**GIVEN TASK**
Could you print out every line of the records below unchanged, leaving the pictures out?

**SUPPLIED MATERIAL**
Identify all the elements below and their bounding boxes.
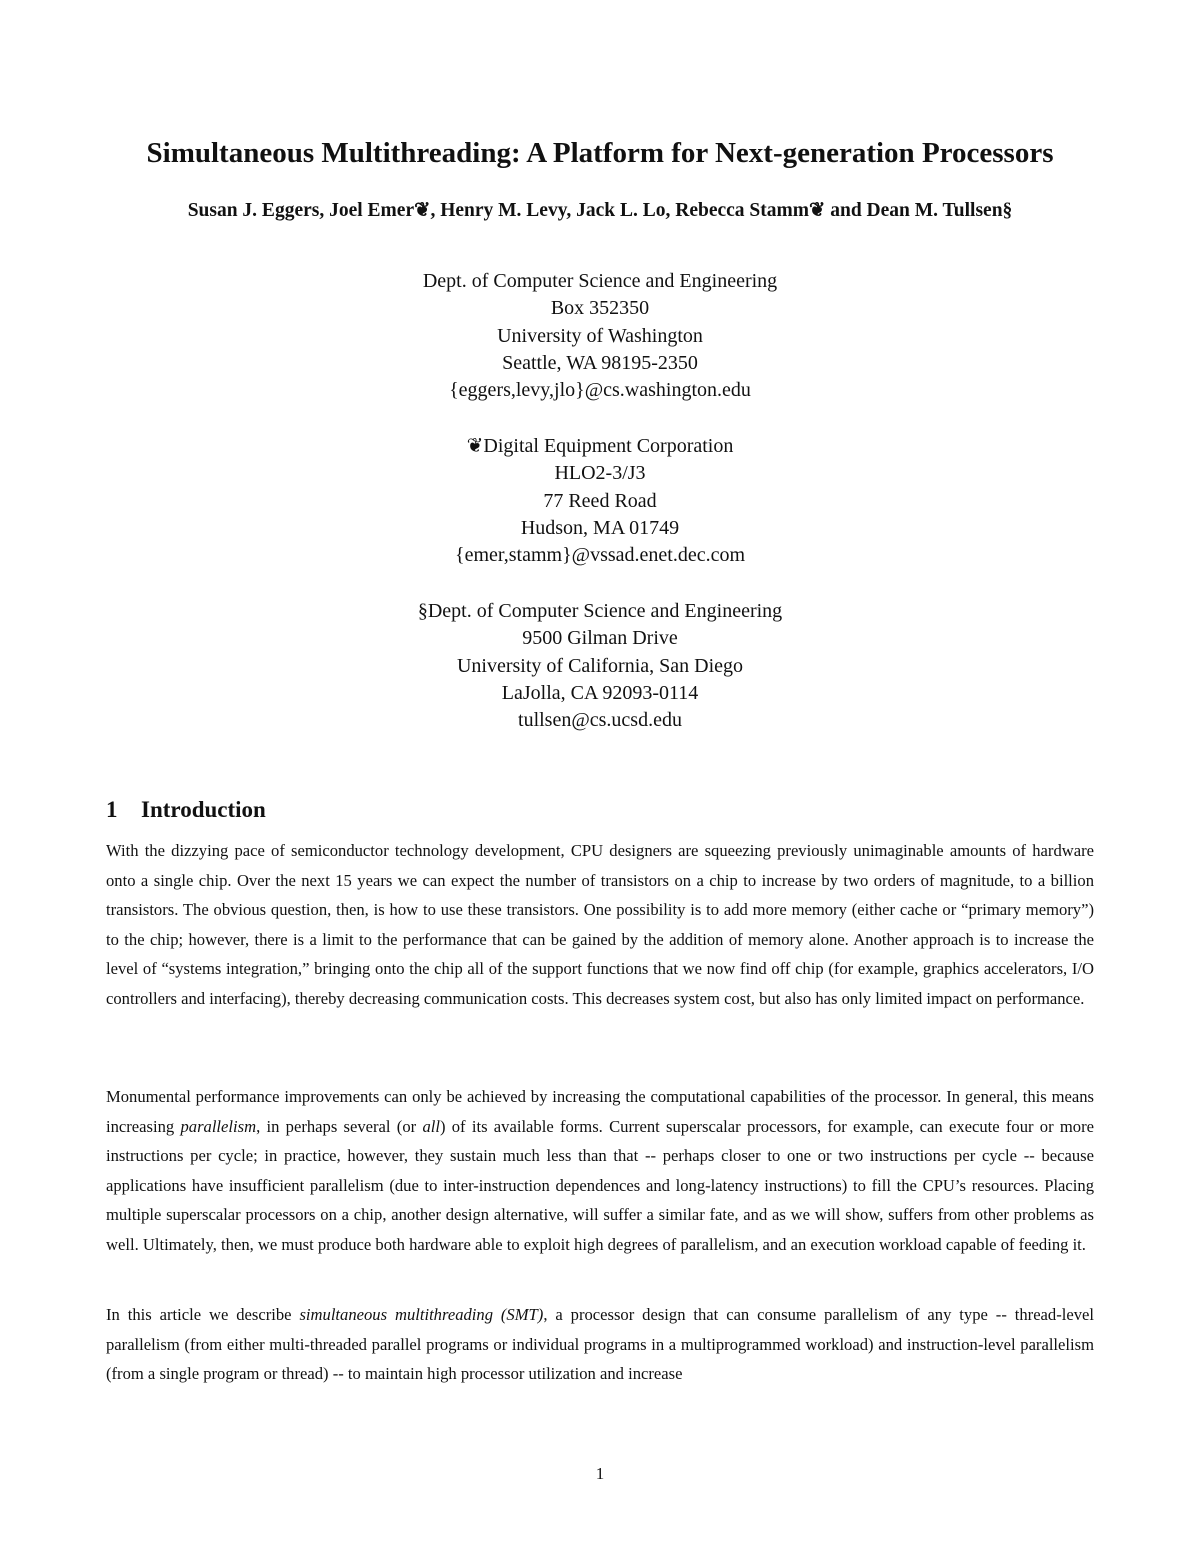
affiliation-line: HLO2-3/J3 xyxy=(554,462,646,485)
affiliation-line: 9500 Gilman Drive xyxy=(522,627,678,650)
paragraph-text: In this article we describe xyxy=(106,1305,300,1324)
paragraph-text: , in perhaps several (or xyxy=(256,1116,423,1136)
affiliation-line: §Dept. of Computer Science and Engineering xyxy=(417,600,783,622)
page-number: 1 xyxy=(595,1464,605,1483)
affiliation-line: Seattle, WA 98195-2350 xyxy=(502,351,698,374)
affiliation-email: {emer,stamm}@vssad.enet.dec.com xyxy=(454,544,746,567)
emphasis-text: simultaneous multithreading (SMT) xyxy=(299,1305,544,1324)
affiliation-ucsd xyxy=(0,598,1200,734)
affiliation-line: Dept. of Computer Science and Engineering xyxy=(422,270,778,292)
affiliation-line: ❦Digital Equipment Corporation xyxy=(466,435,734,457)
affiliation-uw xyxy=(0,268,1200,404)
paragraph-text: ) of its available forms. Current superscalar processors, for example, can execute four or more instructions per cycle; in practice, however, they sustain much less than that -- perhaps closer to one or two instructions per cycle -- because applications have insufficient parallelism (due to inter-instruction dependences and long-latency instructions) to fill the CPU’s resources. Placing multiple superscalar processors on a chip, another design alternative, will suffer a similar fate, and as we will show, suffers from other problems as well. Ultimately, then, we must produce both hardware able to exploit high degrees of parallelism, and an execution workload capable of feeding it. xyxy=(106,1116,1094,1254)
body-paragraph-1: With the dizzying pace of semiconductor technology development, CPU designers are squeezing previously unimaginable amounts of hardware onto a single chip. Over the next 15 years we can expect the number of transistors on a chip to increase by two orders of magnitude, to a billion transistors. The obvious question, then, is how to use these transistors. One possibility is to add more memory (either cache or “primary memory”) to the chip; however, there is a limit to the performance that can be gained by the addition of memory alone. Another approach is to increase the level of “systems integration,” bringing onto the chip all of the support functions that we now find off chip (for example, graphics accelerators, I/O controllers and interfacing), thereby decreasing communication costs. This decreases system cost, but also has only limited impact on performance. xyxy=(106,841,1094,1008)
affiliation-line: University of Washington xyxy=(497,324,703,347)
affiliation-dec xyxy=(0,433,1200,569)
emphasis-text: all xyxy=(422,1116,440,1136)
author-list: Susan J. Eggers, Joel Emer❦, Henry M. Levy, Jack L. Lo, Rebecca Stamm❦ and Dean M. Tullsen§ xyxy=(187,200,1013,221)
paragraph-text: , a processor design that can consume parallelism of any type -- thread-level parallelism (from either multi-threaded parallel programs or individual programs in a multiprogrammed workload) and instruction-level parallelism (from a single program or thread) -- to maintain high processor utilization and increase xyxy=(106,1305,1094,1384)
affiliation-email: tullsen@cs.ucsd.edu xyxy=(518,709,682,732)
affiliation-email: {eggers,levy,jlo}@cs.washington.edu xyxy=(449,379,751,402)
paragraph-text: Monumental performance improvements can only be achieved by increasing the computational capabilities of the processor. In general, this means increasing xyxy=(106,1087,1094,1136)
section-number: 1 xyxy=(106,797,118,822)
affiliation-line: University of California, San Diego xyxy=(456,654,744,677)
section-heading-introduction xyxy=(106,795,266,825)
affiliation-line: 77 Reed Road xyxy=(543,489,657,512)
emphasis-text: parallelism xyxy=(180,1116,257,1136)
affiliation-line: LaJolla, CA 92093-0114 xyxy=(501,681,699,704)
body-paragraph-2 xyxy=(106,1082,1094,1260)
affiliation-line: Hudson, MA 01749 xyxy=(520,516,680,539)
body-paragraph-3 xyxy=(106,1300,1094,1389)
section-title: Introduction xyxy=(141,797,266,822)
affiliation-line: Box 352350 xyxy=(550,297,650,320)
paper-title: Simultaneous Multithreading: A Platform for Next-generation Processors xyxy=(146,137,1054,169)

**EXERCISE ANSWER**
Identify all the elements below and their bounding boxes.
affiliation-line: HLO2-3/J3 xyxy=(554,462,646,485)
affiliation-line: 9500 Gilman Drive xyxy=(522,627,678,650)
paragraph-text: In this article we describe xyxy=(106,1305,300,1324)
paragraph-text: , in perhaps several (or xyxy=(256,1116,423,1136)
affiliation-line: §Dept. of Computer Science and Engineering xyxy=(417,600,783,622)
page-number: 1 xyxy=(595,1464,605,1483)
affiliation-line: Seattle, WA 98195-2350 xyxy=(502,351,698,374)
affiliation-email: {emer,stamm}@vssad.enet.dec.com xyxy=(454,544,746,567)
emphasis-text: simultaneous multithreading (SMT) xyxy=(299,1305,544,1324)
affiliation-ucsd xyxy=(0,598,1200,734)
affiliation-line: Dept. of Computer Science and Engineering xyxy=(422,270,778,292)
affiliation-line: ❦Digital Equipment Corporation xyxy=(466,435,734,457)
affiliation-uw xyxy=(0,268,1200,404)
paragraph-text: ) of its available forms. Current superscalar processors, for example, can execute four or more instructions per cycle; in practice, however, they sustain much less than that -- perhaps closer to one or two instructions per cycle -- because applications have insufficient parallelism (due to inter-instruction dependences and long-latency instructions) to fill the CPU’s resources. Placing multiple superscalar processors on a chip, another design alternative, will suffer a similar fate, and as we will show, suffers from other problems as well. Ultimately, then, we must produce both hardware able to exploit high degrees of parallelism, and an execution workload capable of feeding it. xyxy=(106,1116,1094,1254)
body-paragraph-1: With the dizzying pace of semiconductor technology development, CPU designers are squeezing previously unimaginable amounts of hardware onto a single chip. Over the next 15 years we can expect the number of transistors on a chip to increase by two orders of magnitude, to a billion transistors. The obvious question, then, is how to use these transistors. One possibility is to add more memory (either cache or “primary memory”) to the chip; however, there is a limit to the performance that can be gained by the addition of memory alone. Another approach is to increase the level of “systems integration,” bringing onto the chip all of the support functions that we now find off chip (for example, graphics accelerators, I/O controllers and interfacing), thereby decreasing communication costs. This decreases system cost, but also has only limited impact on performance. xyxy=(106,841,1094,1008)
affiliation-line: University of Washington xyxy=(497,324,703,347)
affiliation-dec xyxy=(0,433,1200,569)
emphasis-text: all xyxy=(422,1116,440,1136)
author-list: Susan J. Eggers, Joel Emer❦, Henry M. Levy, Jack L. Lo, Rebecca Stamm❦ and Dean M. Tullsen§ xyxy=(187,200,1013,221)
paragraph-text: , a processor design that can consume parallelism of any type -- thread-level parallelism (from either multi-threaded parallel programs or individual programs in a multiprogrammed workload) and instruction-level parallelism (from a single program or thread) -- to maintain high processor utilization and increase xyxy=(106,1305,1094,1384)
affiliation-email: tullsen@cs.ucsd.edu xyxy=(518,709,682,732)
affiliation-email: {eggers,levy,jlo}@cs.washington.edu xyxy=(449,379,751,402)
paragraph-text: Monumental performance improvements can only be achieved by increasing the computational capabilities of the processor. In general, this means increasing xyxy=(106,1087,1094,1136)
section-number: 1 xyxy=(106,797,118,822)
affiliation-line: University of California, San Diego xyxy=(456,654,744,677)
section-heading-introduction xyxy=(106,795,266,825)
affiliation-line: 77 Reed Road xyxy=(543,489,657,512)
emphasis-text: parallelism xyxy=(180,1116,257,1136)
affiliation-line: LaJolla, CA 92093-0114 xyxy=(501,681,699,704)
body-paragraph-2 xyxy=(106,1082,1094,1260)
affiliation-line: Hudson, MA 01749 xyxy=(520,516,680,539)
body-paragraph-3 xyxy=(106,1300,1094,1389)
section-title: Introduction xyxy=(141,797,266,822)
affiliation-line: Box 352350 xyxy=(550,297,650,320)
paper-title: Simultaneous Multithreading: A Platform for Next-generation Processors xyxy=(146,137,1054,169)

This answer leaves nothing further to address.